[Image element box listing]
● ● ●

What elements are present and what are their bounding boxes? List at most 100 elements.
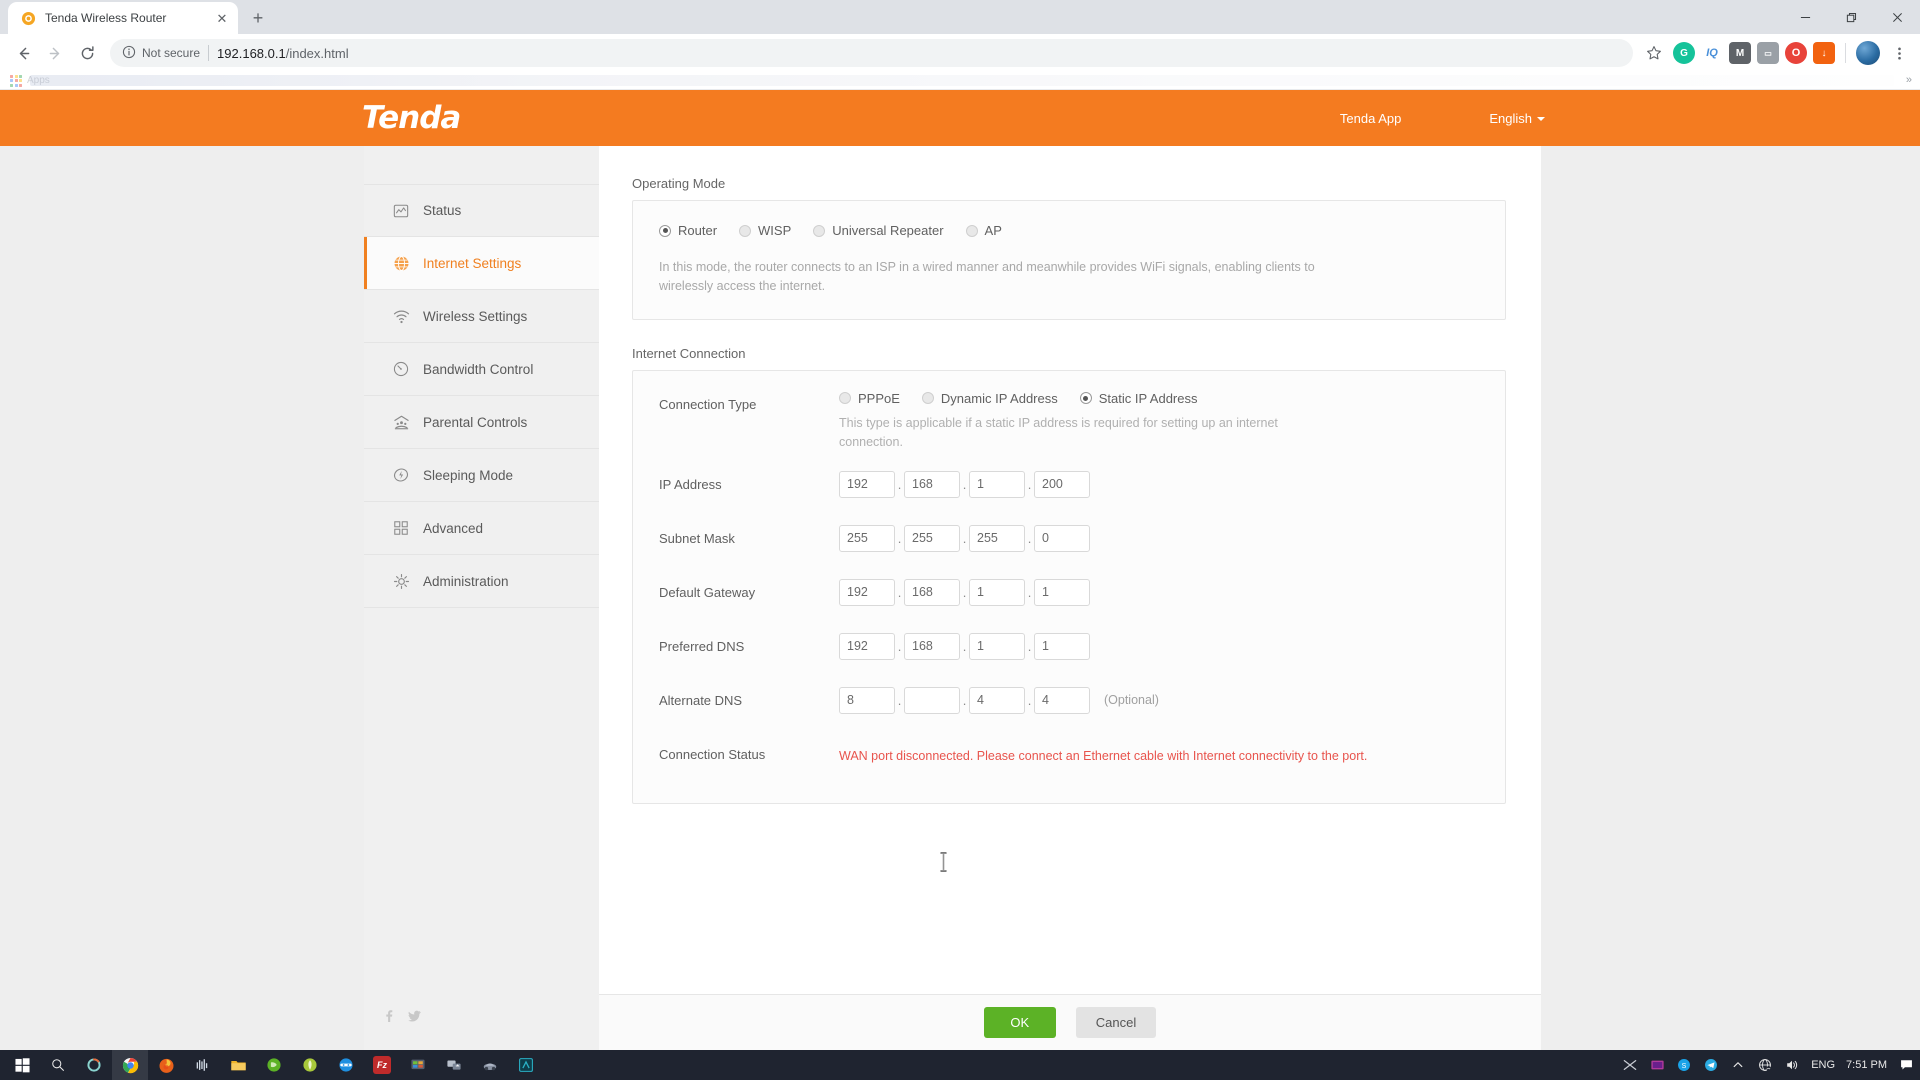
operating-mode-option-router[interactable]: Router	[659, 223, 717, 238]
show-hidden-icons-icon[interactable]	[1730, 1057, 1746, 1073]
subnet-mask-octet-2[interactable]: 255	[904, 524, 960, 552]
connection-type-option-pppoe[interactable]: PPPoE	[839, 391, 900, 406]
connection-type-option-static-ip[interactable]: Static IP Address	[1079, 391, 1198, 406]
explorer-taskbar-icon[interactable]	[220, 1050, 256, 1080]
language-selector[interactable]: English	[1489, 111, 1545, 126]
green-app-taskbar-icon[interactable]	[292, 1050, 328, 1080]
default-gateway-octet-4[interactable]: 1	[1034, 578, 1090, 606]
subnet-mask-octet-3[interactable]: 255	[969, 524, 1025, 552]
opera-vpn-extension[interactable]: O	[1785, 42, 1807, 64]
sidebar-item-administration[interactable]: Administration	[364, 555, 599, 608]
tenda-logo[interactable]: Tenda	[362, 100, 461, 136]
downloader-extension[interactable]: ↓	[1813, 42, 1835, 64]
preferred-dns-octet-1[interactable]: 192	[839, 632, 895, 660]
reload-button[interactable]	[72, 38, 102, 68]
sidebar-item-bandwidth-control[interactable]: Bandwidth Control	[364, 343, 599, 396]
forward-button[interactable]	[40, 38, 70, 68]
radio-indicator[interactable]	[1079, 392, 1092, 405]
content-inner: Operating Mode Router WISP Universal Rep…	[599, 146, 1541, 994]
bookmarks-bar: Apps »	[0, 72, 1920, 90]
windows-start-icon[interactable]	[4, 1050, 40, 1080]
default-gateway-octet-3[interactable]: 1	[969, 578, 1025, 606]
alternate-dns-octet-4[interactable]: 4	[1034, 686, 1090, 714]
sidebar-item-wireless-settings[interactable]: Wireless Settings	[364, 290, 599, 343]
sidebar-item-advanced[interactable]: Advanced	[364, 502, 599, 555]
connection-type-option-dynamic-ip[interactable]: Dynamic IP Address	[921, 391, 1058, 406]
twitter-icon[interactable]	[408, 1009, 421, 1022]
radio-indicator[interactable]	[965, 224, 978, 237]
ninja-taskbar-icon[interactable]	[328, 1050, 364, 1080]
sidebar-item-sleeping-mode[interactable]: Sleeping Mode	[364, 449, 599, 502]
ip-address-field: 192 . 168 . 1 . 200	[839, 470, 1479, 498]
ok-button[interactable]: OK	[983, 1007, 1056, 1038]
volume-icon[interactable]	[1784, 1057, 1800, 1073]
language-indicator[interactable]: ENG	[1811, 1059, 1835, 1071]
three-dot-menu-icon[interactable]	[1886, 40, 1912, 66]
facebook-icon[interactable]	[382, 1009, 395, 1022]
firefox-taskbar-icon[interactable]	[148, 1050, 184, 1080]
radio-indicator[interactable]	[813, 224, 826, 237]
alternate-dns-octet-2[interactable]	[904, 686, 960, 714]
preferred-dns-octet-4[interactable]: 1	[1034, 632, 1090, 660]
iq-extension[interactable]: IQ	[1701, 42, 1723, 64]
alternate-dns-octet-3[interactable]: 4	[969, 686, 1025, 714]
capture-extension[interactable]: ▭	[1757, 42, 1779, 64]
teal-app-taskbar-icon[interactable]	[508, 1050, 544, 1080]
ip-address-octet-4[interactable]: 200	[1034, 470, 1090, 498]
tab-title: Tenda Wireless Router	[45, 11, 167, 25]
close-window-button[interactable]	[1874, 0, 1920, 34]
ip-address-octet-3[interactable]: 1	[969, 470, 1025, 498]
address-bar[interactable]: Not secure 192.168.0.1/index.html	[110, 39, 1633, 67]
minimize-button[interactable]	[1782, 0, 1828, 34]
operating-mode-option-ap[interactable]: AP	[965, 223, 1002, 238]
cortana-icon[interactable]	[76, 1050, 112, 1080]
telegram-tray-icon[interactable]	[1703, 1057, 1719, 1073]
site-security-indicator[interactable]: Not secure	[122, 45, 200, 62]
new-tab-button[interactable]: +	[244, 4, 272, 32]
radio-indicator[interactable]	[659, 224, 671, 237]
sidebar-item-internet-settings[interactable]: Internet Settings	[364, 237, 599, 290]
default-gateway-octet-2[interactable]: 168	[904, 578, 960, 606]
tenda-app-link[interactable]: Tenda App	[1340, 111, 1401, 126]
operating-mode-option-wisp[interactable]: WISP	[739, 223, 791, 238]
default-gateway-octet-1[interactable]: 192	[839, 578, 895, 606]
browser-tab[interactable]: Tenda Wireless Router ✕	[8, 2, 238, 34]
sidebar-item-parental-controls[interactable]: Parental Controls	[364, 396, 599, 449]
radio-indicator[interactable]	[839, 392, 851, 405]
ip-address-octet-2[interactable]: 168	[904, 470, 960, 498]
filezilla-taskbar-icon[interactable]: Fz	[364, 1050, 400, 1080]
audacity-taskbar-icon[interactable]	[184, 1050, 220, 1080]
subnet-mask-octet-1[interactable]: 255	[839, 524, 895, 552]
alternate-dns-octet-1[interactable]: 8	[839, 686, 895, 714]
obs-tray-icon[interactable]	[1649, 1057, 1665, 1073]
search-icon[interactable]	[40, 1050, 76, 1080]
preferred-dns-octet-3[interactable]: 1	[969, 632, 1025, 660]
network-globe-icon[interactable]	[1757, 1057, 1773, 1073]
racing-taskbar-icon[interactable]	[472, 1050, 508, 1080]
preferred-dns-octet-2[interactable]: 168	[904, 632, 960, 660]
chrome-taskbar-icon[interactable]	[112, 1050, 148, 1080]
tab-close-icon[interactable]: ✕	[214, 10, 230, 26]
back-button[interactable]	[8, 38, 38, 68]
skype-tray-icon[interactable]: S	[1676, 1057, 1692, 1073]
cancel-button[interactable]: Cancel	[1075, 1007, 1157, 1038]
bookmark-star-icon[interactable]	[1641, 40, 1667, 66]
notifications-icon[interactable]	[1898, 1057, 1914, 1073]
radio-indicator[interactable]	[739, 224, 752, 237]
subnet-mask-octet-4[interactable]: 0	[1034, 524, 1090, 552]
user-avatar[interactable]	[1856, 41, 1880, 65]
nvidia-taskbar-icon[interactable]	[256, 1050, 292, 1080]
radio-indicator[interactable]	[921, 392, 934, 405]
grammarly-extension[interactable]: G	[1673, 42, 1695, 64]
xsplit-tray-icon[interactable]	[1622, 1057, 1638, 1073]
bookmarks-overflow-icon[interactable]: »	[1906, 74, 1912, 86]
octet-separator: .	[962, 584, 967, 600]
maximize-restore-button[interactable]	[1828, 0, 1874, 34]
sidebar-item-status[interactable]: Status	[364, 184, 599, 237]
vmware-taskbar-icon[interactable]	[400, 1050, 436, 1080]
remote-taskbar-icon[interactable]	[436, 1050, 472, 1080]
clock[interactable]: 7:51 PM	[1846, 1059, 1887, 1071]
operating-mode-option-universal-repeater[interactable]: Universal Repeater	[813, 223, 944, 238]
mail-extension[interactable]: M	[1729, 42, 1751, 64]
ip-address-octet-1[interactable]: 192	[839, 470, 895, 498]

● ● ●

■ **Problem**:
Format every line of the listing above as a JSON array of strings, with one string per line and no blank lines. Omit the pictures.

■ **Written solution**:
[
  "What elements are present and what are their bounding boxes? List at most 100 elements.",
  "operating-mode-option-router[interactable]: Router\t[659, 223, 717, 238]",
  "show-hidden-icons-icon[interactable]\t[1730, 1057, 1746, 1073]",
  "subnet-mask-octet-2[interactable]: 255\t[904, 524, 960, 552]",
  "connection-type-option-pppoe[interactable]: PPPoE\t[839, 391, 900, 406]",
  "connection-type-option-static-ip[interactable]: Static IP Address\t[1079, 391, 1198, 406]",
  "explorer-taskbar-icon[interactable]\t[220, 1050, 256, 1080]",
  "language-selector[interactable]: English\t[1489, 111, 1545, 126]",
  "green-app-taskbar-icon[interactable]\t[292, 1050, 328, 1080]",
  "default-gateway-octet-4[interactable]: 1\t[1034, 578, 1090, 606]",
  "subnet-mask-octet-3[interactable]: 255\t[969, 524, 1025, 552]",
  "opera-vpn-extension[interactable]: O\t[1785, 42, 1807, 64]",
  "sidebar-item-administration[interactable]: Administration\t[364, 555, 599, 608]",
  "tenda-logo[interactable]: Tenda\t[362, 100, 461, 136]",
  "downloader-extension[interactable]: ↓\t[1813, 42, 1835, 64]",
  "preferred-dns-octet-1[interactable]: 192\t[839, 632, 895, 660]",
  "reload-button[interactable]\t[72, 38, 102, 68]",
  "sidebar-item-bandwidth-control[interactable]: Bandwidth Control\t[364, 343, 599, 396]",
  "forward-button[interactable]\t[40, 38, 70, 68]",
  "radio-indicator[interactable]\t[1079, 392, 1092, 405]",
  "content-inner: Operating Mode Router WISP Universal Rep…\t[599, 146, 1541, 994]",
  "bookmarks-bar: Apps »\t[0, 72, 1920, 90]",
  "windows-start-icon[interactable]\t[4, 1050, 40, 1080]",
  "default-gateway-octet-3[interactable]: 1\t[969, 578, 1025, 606]",
  "alternate-dns-octet-4[interactable]: 4\t[1034, 686, 1090, 714]",
  "sidebar-item-wireless-settings[interactable]: Wireless Settings\t[364, 290, 599, 343]",
  "sidebar-item-advanced[interactable]: Advanced\t[364, 502, 599, 555]",
  "connection-type-option-dynamic-ip[interactable]: Dynamic IP Address\t[921, 391, 1058, 406]",
  "twitter-icon[interactable]\t[408, 1009, 421, 1022]",
  "radio-indicator[interactable]\t[965, 224, 978, 237]",
  "ninja-taskbar-icon[interactable]\t[328, 1050, 364, 1080]",
  "sidebar-item-sleeping-mode[interactable]: Sleeping Mode\t[364, 449, 599, 502]",
  "ip-address-field: 192 . 168 . 1 . 200\t[839, 470, 1479, 498]",
  "ok-button[interactable]: OK\t[983, 1007, 1056, 1038]",
  "volume-icon[interactable]\t[1784, 1057, 1800, 1073]",
  "language-indicator[interactable]: ENG\t[1811, 1059, 1835, 1071]",
  "three-dot-menu-icon[interactable]\t[1886, 40, 1912, 66]",
  "facebook-icon[interactable]\t[382, 1009, 395, 1022]",
  "firefox-taskbar-icon[interactable]\t[148, 1050, 184, 1080]",
  "radio-indicator[interactable]\t[813, 224, 826, 237]",
  "alternate-dns-octet-2[interactable]\t[904, 686, 960, 714]",
  "preferred-dns-octet-4[interactable]: 1\t[1034, 632, 1090, 660]",
  "iq-extension[interactable]: IQ\t[1701, 42, 1723, 64]",
  "alternate-dns-octet-3[interactable]: 4\t[969, 686, 1025, 714]",
  "capture-extension[interactable]: ▭\t[1757, 42, 1779, 64]",
  "teal-app-taskbar-icon[interactable]\t[508, 1050, 544, 1080]",
  "ip-address-octet-4[interactable]: 200\t[1034, 470, 1090, 498]",
  "tab-title: Tenda Wireless Router\t[45, 11, 167, 25]",
  "close-window-button[interactable]\t[1874, 0, 1920, 34]",
  "ip-address-octet-3[interactable]: 1\t[969, 470, 1025, 498]",
  "address-bar[interactable]: Not secure 192.168.0.1/index.html\t[110, 39, 1633, 67]",
  "minimize-button[interactable]\t[1782, 0, 1828, 34]",
  "operating-mode-option-ap[interactable]: AP\t[965, 223, 1002, 238]",
  "cortana-icon[interactable]\t[76, 1050, 112, 1080]",
  "telegram-tray-icon[interactable]\t[1703, 1057, 1719, 1073]",
  "site-security-indicator[interactable]: Not secure\t[122, 45, 200, 62]",
  "new-tab-button[interactable]: +\t[244, 4, 272, 32]",
  "radio-indicator[interactable]\t[659, 224, 671, 237]",
  "sidebar-item-internet-settings[interactable]: Internet Settings\t[364, 237, 599, 290]",
  "default-gateway-octet-2[interactable]: 168\t[904, 578, 960, 606]",
  "tenda-app-link[interactable]: Tenda App\t[1340, 111, 1401, 126]",
  "operating-mode-option-wisp[interactable]: WISP\t[739, 223, 791, 238]",
  "default-gateway-octet-1[interactable]: 192\t[839, 578, 895, 606]",
  "browser-tab[interactable]: Tenda Wireless Router ✕\t[8, 2, 238, 34]",
  "sidebar-item-parental-controls[interactable]: Parental Controls\t[364, 396, 599, 449]",
  "radio-indicator[interactable]\t[839, 392, 851, 405]",
  "ip-address-octet-2[interactable]: 168\t[904, 470, 960, 498]",
  "filezilla-taskbar-icon[interactable]: Fz\t[364, 1050, 400, 1080]",
  "audacity-taskbar-icon[interactable]\t[184, 1050, 220, 1080]",
  "subnet-mask-octet-1[interactable]: 255\t[839, 524, 895, 552]",
  "alternate-dns-octet-1[interactable]: 8\t[839, 686, 895, 714]",
  "obs-tray-icon[interactable]\t[1649, 1057, 1665, 1073]",
  "search-icon[interactable]\t[40, 1050, 76, 1080]",
  "preferred-dns-octet-3[interactable]: 1\t[969, 632, 1025, 660]",
  "network-globe-icon[interactable]\t[1757, 1057, 1773, 1073]",
  "racing-taskbar-icon[interactable]\t[472, 1050, 508, 1080]",
  "preferred-dns-octet-2[interactable]: 168\t[904, 632, 960, 660]",
  "chrome-taskbar-icon[interactable]\t[112, 1050, 148, 1080]",
  "tab-close-icon[interactable]: ✕\t[214, 10, 230, 26]",
  "back-button[interactable]\t[8, 38, 38, 68]",
  "skype-tray-icon[interactable]: S\t[1676, 1057, 1692, 1073]",
  "cancel-button[interactable]: Cancel\t[1075, 1007, 1157, 1038]",
  "bookmark-star-icon[interactable]\t[1641, 40, 1667, 66]",
  "notifications-icon[interactable]\t[1898, 1057, 1914, 1073]",
  "radio-indicator[interactable]\t[739, 224, 752, 237]",
  "subnet-mask-octet-4[interactable]: 0\t[1034, 524, 1090, 552]",
  "user-avatar[interactable]\t[1856, 41, 1880, 65]",
  "nvidia-taskbar-icon[interactable]\t[256, 1050, 292, 1080]",
  "radio-indicator[interactable]\t[921, 392, 934, 405]",
  "grammarly-extension[interactable]: G\t[1673, 42, 1695, 64]",
  "xsplit-tray-icon[interactable]\t[1622, 1057, 1638, 1073]",
  "bookmarks-overflow-icon[interactable]: »\t[1906, 74, 1912, 86]",
  "octet-separator: .\t[962, 584, 967, 600]",
  "maximize-restore-button[interactable]\t[1828, 0, 1874, 34]",
  "sidebar-item-status[interactable]: Status\t[364, 184, 599, 237]",
  "vmware-taskbar-icon[interactable]\t[400, 1050, 436, 1080]",
  "remote-taskbar-icon[interactable]\t[436, 1050, 472, 1080]",
  "clock[interactable]: 7:51 PM\t[1846, 1059, 1887, 1071]",
  "operating-mode-option-universal-repeater[interactable]: Universal Repeater\t[813, 223, 944, 238]",
  "mail-extension[interactable]: M\t[1729, 42, 1751, 64]",
  "ip-address-octet-1[interactable]: 192\t[839, 470, 895, 498]"
]